Dataset content:
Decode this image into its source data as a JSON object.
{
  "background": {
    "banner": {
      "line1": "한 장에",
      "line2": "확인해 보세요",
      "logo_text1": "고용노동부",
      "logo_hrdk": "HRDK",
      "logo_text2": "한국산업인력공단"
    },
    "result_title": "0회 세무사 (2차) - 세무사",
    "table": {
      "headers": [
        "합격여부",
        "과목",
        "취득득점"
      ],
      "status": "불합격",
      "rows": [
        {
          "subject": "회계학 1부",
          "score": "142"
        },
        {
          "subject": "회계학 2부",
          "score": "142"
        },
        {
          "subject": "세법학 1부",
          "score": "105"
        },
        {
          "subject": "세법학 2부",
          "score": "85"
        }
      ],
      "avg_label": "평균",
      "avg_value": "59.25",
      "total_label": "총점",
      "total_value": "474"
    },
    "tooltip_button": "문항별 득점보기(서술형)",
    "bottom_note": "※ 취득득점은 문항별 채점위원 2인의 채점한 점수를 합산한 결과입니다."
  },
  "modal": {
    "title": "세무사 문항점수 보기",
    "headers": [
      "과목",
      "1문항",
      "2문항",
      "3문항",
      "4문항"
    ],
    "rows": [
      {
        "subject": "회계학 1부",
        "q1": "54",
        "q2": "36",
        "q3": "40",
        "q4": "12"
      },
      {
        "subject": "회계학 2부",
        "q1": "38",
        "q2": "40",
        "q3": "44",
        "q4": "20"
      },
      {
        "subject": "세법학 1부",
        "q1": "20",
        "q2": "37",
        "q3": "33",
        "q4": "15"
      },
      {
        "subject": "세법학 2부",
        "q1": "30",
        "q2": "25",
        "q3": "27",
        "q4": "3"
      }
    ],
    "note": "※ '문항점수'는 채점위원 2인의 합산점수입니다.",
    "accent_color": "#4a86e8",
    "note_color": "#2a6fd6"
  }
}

Task prompt: Reproduce the records above exactly.

Expected answer:
Decode this image into its source data as a JSON object.
{
  "background": {
    "banner": {
      "line1": "한 장에",
      "line2": "확인해 보세요",
      "logo_text1": "고용노동부",
      "logo_hrdk": "HRDK",
      "logo_text2": "한국산업인력공단"
    },
    "result_title": "0회 세무사 (2차) - 세무사",
    "table": {
      "headers": [
        "합격여부",
        "과목",
        "취득득점"
      ],
      "status": "불합격",
      "rows": [
        {
          "subject": "회계학 1부",
          "score": "142"
        },
        {
          "subject": "회계학 2부",
          "score": "142"
        },
        {
          "subject": "세법학 1부",
          "score": "105"
        },
        {
          "subject": "세법학 2부",
          "score": "85"
        }
      ],
      "avg_label": "평균",
      "avg_value": "59.25",
      "total_label": "총점",
      "total_value": "474"
    },
    "tooltip_button": "문항별 득점보기(서술형)",
    "bottom_note": "※ 취득득점은 문항별 채점위원 2인의 채점한 점수를 합산한 결과입니다."
  },
  "modal": {
    "title": "세무사 문항점수 보기",
    "headers": [
      "과목",
      "1문항",
      "2문항",
      "3문항",
      "4문항"
    ],
    "rows": [
      {
        "subject": "회계학 1부",
        "q1": "54",
        "q2": "36",
        "q3": "40",
        "q4": "12"
      },
      {
        "subject": "회계학 2부",
        "q1": "38",
        "q2": "40",
        "q3": "44",
        "q4": "20"
      },
      {
        "subject": "세법학 1부",
        "q1": "20",
        "q2": "37",
        "q3": "33",
        "q4": "15"
      },
      {
        "subject": "세법학 2부",
        "q1": "30",
        "q2": "25",
        "q3": "27",
        "q4": "3"
      }
    ],
    "note": "※ '문항점수'는 채점위원 2인의 합산점수입니다.",
    "accent_color": "#4a86e8",
    "note_color": "#2a6fd6"
  }
}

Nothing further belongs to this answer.